§ Excerpt provided:

• • • • • • •

The difference in movement between an implant and a tooth has been addressed as a concern for dentists when splinting these objects together. The natural tooth movement ranges from 28 microns apically and 56 to 108 microns laterally. In contrast, the rigid implant has movement up to 5 microns apically and 10 to 60 microns laterally. Yet the mandibular flexure and torsion may be more than 10 to 20 times the movement of a healthy tooth. Therefore, the flexure and torsion of the mandibular body are more critical in the patient evaluation compared with whether an implant should be joined to the natural dentition.
Past authors have suggested four implants in the mandible with a full-arch splinted fixed restoration—two in the first molars and two in the canine regions30 (Figure 24-9). Additional implants have been used with this full-arch splinted restorative option, with up to four other implants in the premolar and the incisor regions.31 However, complete cross-arch splinting of posterior molar implants with a rigid, fixated prosthesis should be reconsidered in the mandible. The flexure of the mandible is thwarted by the prosthesis,22,23,29,32–34 but this introduces lateral stresses to the implant system (cement, screw, crestal bone, and implant–bone interface). These lateral stresses place the molar implants, screws, and bone at increased risk because of the mandibular flexure and torsion previously addressed.

• • • • • • •

§ Entries shown:

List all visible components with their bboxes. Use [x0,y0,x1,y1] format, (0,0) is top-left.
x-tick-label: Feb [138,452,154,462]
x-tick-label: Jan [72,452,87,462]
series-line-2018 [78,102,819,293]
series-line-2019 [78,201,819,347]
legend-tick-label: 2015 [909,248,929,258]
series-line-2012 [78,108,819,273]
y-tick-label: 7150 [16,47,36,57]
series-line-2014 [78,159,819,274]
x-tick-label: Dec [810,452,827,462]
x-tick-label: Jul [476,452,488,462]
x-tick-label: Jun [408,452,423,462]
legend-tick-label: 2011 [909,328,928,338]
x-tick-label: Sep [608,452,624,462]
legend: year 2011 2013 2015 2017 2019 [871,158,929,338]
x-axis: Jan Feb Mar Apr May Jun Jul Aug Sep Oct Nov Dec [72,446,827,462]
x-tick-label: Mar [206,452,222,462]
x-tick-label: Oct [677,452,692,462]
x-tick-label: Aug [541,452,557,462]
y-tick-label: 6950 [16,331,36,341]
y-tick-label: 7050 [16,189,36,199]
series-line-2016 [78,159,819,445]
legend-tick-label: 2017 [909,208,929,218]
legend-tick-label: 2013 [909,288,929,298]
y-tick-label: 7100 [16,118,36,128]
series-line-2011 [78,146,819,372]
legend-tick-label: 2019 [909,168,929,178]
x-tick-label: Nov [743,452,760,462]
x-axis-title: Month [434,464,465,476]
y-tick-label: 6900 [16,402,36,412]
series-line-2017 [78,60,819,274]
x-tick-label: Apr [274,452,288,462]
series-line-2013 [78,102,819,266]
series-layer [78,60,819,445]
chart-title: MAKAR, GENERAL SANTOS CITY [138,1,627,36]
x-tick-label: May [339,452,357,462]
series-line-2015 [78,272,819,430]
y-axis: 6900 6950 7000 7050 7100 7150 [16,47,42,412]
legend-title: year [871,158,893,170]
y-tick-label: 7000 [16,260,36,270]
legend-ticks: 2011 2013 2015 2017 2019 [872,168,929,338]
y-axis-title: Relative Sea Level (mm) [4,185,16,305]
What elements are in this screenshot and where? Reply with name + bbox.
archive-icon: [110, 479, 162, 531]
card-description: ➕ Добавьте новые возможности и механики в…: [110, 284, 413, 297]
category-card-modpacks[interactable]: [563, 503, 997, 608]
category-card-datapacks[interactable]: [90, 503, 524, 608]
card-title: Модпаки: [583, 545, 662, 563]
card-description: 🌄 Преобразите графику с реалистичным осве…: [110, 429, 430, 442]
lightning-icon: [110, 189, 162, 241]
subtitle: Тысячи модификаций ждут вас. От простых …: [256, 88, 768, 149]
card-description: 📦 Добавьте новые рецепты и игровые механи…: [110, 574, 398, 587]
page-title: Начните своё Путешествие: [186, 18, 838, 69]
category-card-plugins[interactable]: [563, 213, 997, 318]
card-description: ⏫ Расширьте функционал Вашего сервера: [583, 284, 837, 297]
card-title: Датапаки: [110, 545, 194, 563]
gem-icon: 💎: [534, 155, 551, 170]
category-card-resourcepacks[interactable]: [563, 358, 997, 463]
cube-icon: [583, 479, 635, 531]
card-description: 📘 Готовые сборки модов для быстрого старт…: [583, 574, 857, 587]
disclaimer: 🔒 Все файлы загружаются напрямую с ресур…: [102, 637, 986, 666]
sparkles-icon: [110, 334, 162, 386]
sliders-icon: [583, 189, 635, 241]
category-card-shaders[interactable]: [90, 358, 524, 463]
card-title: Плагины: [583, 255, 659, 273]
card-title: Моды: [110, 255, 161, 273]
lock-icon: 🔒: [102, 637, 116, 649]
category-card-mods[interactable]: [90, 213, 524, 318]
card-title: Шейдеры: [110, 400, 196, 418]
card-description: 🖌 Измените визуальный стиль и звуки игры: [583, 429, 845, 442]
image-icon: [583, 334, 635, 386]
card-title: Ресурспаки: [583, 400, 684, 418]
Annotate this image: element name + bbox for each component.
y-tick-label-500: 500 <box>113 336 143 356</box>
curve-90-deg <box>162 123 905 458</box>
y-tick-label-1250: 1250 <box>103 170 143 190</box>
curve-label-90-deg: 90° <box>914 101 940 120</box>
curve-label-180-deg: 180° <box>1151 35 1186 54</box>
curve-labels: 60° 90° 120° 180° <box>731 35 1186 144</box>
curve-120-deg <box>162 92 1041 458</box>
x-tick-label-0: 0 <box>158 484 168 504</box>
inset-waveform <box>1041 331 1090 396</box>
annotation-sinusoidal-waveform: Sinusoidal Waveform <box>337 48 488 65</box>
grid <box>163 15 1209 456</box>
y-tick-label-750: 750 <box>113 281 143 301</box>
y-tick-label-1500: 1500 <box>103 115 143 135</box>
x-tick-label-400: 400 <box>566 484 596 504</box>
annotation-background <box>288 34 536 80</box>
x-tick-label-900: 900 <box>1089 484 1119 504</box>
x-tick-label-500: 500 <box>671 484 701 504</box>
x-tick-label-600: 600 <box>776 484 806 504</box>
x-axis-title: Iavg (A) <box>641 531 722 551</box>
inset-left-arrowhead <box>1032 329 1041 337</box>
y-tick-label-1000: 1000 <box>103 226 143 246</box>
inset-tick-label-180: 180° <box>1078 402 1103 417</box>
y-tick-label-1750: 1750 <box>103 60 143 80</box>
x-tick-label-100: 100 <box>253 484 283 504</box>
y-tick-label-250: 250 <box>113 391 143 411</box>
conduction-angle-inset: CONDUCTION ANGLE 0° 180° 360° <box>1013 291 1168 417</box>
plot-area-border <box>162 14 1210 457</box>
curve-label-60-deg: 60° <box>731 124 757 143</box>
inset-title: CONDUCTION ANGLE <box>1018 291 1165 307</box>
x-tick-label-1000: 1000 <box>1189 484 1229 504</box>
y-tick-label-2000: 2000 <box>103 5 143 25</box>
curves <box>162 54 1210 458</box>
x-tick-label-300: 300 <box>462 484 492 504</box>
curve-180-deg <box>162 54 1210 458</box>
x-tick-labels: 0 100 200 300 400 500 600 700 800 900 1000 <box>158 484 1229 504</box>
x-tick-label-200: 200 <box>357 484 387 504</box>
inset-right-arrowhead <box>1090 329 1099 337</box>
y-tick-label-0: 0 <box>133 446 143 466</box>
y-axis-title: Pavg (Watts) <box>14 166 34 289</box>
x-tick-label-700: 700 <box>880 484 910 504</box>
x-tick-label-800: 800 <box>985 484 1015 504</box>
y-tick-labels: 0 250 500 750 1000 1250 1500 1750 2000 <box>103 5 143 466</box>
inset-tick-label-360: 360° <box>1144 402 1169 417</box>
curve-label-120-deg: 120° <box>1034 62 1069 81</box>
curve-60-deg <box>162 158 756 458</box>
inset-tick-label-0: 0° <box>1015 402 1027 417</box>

• • • • • • •

§ Directions for this task: Write what comes next in the passage on splinting implants in the flexing mandible, starting after its last sentence. The listing has no connection to the excerpt on implants and mandibular flexure.

§ Expected output:
In complete mandibular subperiosteal implants, pain upon opening was noted in 25% of the patients at the suture removal appointment when a rigid bar connected molar-to-molar regions. When the connecting bar was cut into two sections between the foramina, the pain upon opening was immediately eliminated. This clinical observation does not mean that the other 75% of patients did not have flexure of the mandibular arch upon opening. The observation does demonstrate, however, that flexure may be relevant to postoperative complications. Consequences of a treatment plan with cross-arch connection of posterior mandibular implants may include bone loss around the implants, loss of implant fixation, material fracture (implant or prosthesis components), unretained restorations, and discomfort upon opening. Until clinical studies become available and state otherwise, full-arch splinted restorations joining bilateral molar implants in the mandible should not be a treatment of choice.